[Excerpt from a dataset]
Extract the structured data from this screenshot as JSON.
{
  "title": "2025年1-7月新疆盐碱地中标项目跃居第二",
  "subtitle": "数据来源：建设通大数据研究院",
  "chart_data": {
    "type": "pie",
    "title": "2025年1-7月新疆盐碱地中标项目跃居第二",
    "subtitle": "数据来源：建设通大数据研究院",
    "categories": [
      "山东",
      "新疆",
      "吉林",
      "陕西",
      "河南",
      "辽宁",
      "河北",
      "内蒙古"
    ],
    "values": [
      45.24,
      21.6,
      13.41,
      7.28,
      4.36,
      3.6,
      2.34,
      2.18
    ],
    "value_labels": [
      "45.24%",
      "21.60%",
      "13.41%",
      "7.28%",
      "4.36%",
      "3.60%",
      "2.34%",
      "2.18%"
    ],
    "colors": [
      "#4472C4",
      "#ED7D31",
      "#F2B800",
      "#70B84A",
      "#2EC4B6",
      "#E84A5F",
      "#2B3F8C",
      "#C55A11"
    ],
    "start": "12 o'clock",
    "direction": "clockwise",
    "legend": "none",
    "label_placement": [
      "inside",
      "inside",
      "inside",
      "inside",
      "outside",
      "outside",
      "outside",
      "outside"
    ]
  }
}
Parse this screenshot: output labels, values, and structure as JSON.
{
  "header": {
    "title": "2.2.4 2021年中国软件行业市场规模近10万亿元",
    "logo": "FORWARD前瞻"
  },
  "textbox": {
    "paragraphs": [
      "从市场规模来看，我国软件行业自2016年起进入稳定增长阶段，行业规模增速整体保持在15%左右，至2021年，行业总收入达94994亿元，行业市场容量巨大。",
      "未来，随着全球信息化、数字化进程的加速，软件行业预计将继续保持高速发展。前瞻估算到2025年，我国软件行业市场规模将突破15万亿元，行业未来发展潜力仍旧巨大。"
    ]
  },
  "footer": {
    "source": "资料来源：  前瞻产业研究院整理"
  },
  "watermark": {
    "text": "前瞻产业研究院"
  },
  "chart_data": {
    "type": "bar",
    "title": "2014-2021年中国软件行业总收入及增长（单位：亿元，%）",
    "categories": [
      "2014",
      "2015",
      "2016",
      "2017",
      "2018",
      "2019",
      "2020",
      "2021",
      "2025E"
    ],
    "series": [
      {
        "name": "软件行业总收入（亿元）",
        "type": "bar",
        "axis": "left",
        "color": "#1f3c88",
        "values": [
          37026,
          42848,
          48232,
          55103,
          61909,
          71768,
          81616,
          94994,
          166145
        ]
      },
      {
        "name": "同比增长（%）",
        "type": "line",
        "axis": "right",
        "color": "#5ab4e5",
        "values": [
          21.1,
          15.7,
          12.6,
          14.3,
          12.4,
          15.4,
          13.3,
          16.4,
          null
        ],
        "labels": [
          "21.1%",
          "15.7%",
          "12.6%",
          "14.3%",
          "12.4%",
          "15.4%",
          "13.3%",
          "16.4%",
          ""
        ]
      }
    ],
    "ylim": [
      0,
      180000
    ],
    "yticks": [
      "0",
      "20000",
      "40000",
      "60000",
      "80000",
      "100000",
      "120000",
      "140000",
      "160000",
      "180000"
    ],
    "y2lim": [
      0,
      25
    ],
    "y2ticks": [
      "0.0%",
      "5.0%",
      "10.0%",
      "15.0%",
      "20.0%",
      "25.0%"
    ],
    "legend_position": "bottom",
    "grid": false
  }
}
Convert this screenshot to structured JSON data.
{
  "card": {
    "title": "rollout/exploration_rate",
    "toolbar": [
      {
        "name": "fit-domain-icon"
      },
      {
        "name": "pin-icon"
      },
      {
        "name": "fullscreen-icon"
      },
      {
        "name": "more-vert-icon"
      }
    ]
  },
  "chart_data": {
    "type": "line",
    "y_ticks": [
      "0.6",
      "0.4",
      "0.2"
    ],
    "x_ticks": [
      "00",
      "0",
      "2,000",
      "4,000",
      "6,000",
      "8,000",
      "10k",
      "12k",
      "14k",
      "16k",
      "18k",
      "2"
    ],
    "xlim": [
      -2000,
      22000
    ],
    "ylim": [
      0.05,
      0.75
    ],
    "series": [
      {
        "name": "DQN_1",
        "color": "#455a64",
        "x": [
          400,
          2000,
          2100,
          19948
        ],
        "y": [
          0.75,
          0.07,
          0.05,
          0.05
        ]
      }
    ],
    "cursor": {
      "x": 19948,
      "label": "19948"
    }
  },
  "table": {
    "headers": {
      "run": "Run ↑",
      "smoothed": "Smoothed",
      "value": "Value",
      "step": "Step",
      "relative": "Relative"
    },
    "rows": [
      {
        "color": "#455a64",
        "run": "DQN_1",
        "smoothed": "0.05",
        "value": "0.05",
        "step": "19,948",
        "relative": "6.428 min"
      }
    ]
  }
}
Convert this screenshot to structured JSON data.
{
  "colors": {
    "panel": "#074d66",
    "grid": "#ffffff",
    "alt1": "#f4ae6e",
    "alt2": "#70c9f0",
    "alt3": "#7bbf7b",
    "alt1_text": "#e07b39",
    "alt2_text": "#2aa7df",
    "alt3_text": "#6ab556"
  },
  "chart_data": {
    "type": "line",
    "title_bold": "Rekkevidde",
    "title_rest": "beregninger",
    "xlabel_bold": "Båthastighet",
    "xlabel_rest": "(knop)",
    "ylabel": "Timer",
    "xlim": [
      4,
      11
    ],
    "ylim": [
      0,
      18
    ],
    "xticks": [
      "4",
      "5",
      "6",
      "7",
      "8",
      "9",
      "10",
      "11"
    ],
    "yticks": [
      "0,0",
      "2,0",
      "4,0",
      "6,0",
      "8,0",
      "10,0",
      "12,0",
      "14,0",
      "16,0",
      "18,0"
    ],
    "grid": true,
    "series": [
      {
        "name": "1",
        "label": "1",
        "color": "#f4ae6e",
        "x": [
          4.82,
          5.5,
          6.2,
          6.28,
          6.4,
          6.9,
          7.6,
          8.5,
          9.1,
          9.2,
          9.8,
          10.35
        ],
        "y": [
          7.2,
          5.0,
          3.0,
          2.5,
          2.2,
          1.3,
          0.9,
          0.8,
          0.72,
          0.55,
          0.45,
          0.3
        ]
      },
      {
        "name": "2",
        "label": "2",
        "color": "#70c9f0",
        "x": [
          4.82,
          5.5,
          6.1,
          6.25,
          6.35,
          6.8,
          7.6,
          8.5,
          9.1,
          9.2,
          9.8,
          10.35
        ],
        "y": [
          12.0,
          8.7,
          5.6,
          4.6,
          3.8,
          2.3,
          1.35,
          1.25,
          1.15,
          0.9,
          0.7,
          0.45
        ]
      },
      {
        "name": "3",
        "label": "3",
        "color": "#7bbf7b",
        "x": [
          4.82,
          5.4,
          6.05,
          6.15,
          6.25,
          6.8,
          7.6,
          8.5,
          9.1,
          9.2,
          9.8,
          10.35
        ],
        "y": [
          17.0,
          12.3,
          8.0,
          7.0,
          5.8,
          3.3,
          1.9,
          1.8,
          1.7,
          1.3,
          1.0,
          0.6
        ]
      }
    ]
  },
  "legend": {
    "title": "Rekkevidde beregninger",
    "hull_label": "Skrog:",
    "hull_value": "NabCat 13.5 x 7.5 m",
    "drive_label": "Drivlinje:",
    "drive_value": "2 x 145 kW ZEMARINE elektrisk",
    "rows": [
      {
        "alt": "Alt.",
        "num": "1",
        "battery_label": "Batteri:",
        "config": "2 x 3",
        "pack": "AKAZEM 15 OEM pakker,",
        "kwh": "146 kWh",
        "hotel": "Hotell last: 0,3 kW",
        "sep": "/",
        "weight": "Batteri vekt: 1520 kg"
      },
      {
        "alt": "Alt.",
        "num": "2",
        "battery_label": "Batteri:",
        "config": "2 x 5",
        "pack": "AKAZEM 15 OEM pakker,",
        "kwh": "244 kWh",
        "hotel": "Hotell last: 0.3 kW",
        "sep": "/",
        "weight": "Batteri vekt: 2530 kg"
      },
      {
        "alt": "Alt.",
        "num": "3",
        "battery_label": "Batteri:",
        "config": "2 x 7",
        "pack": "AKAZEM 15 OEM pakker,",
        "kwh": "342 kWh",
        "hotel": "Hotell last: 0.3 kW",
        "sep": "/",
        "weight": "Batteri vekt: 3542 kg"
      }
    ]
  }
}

**Exercise brief**
Note how many lines of the material contain the string "screenshot". Then report that number by itself.

**Final result**
4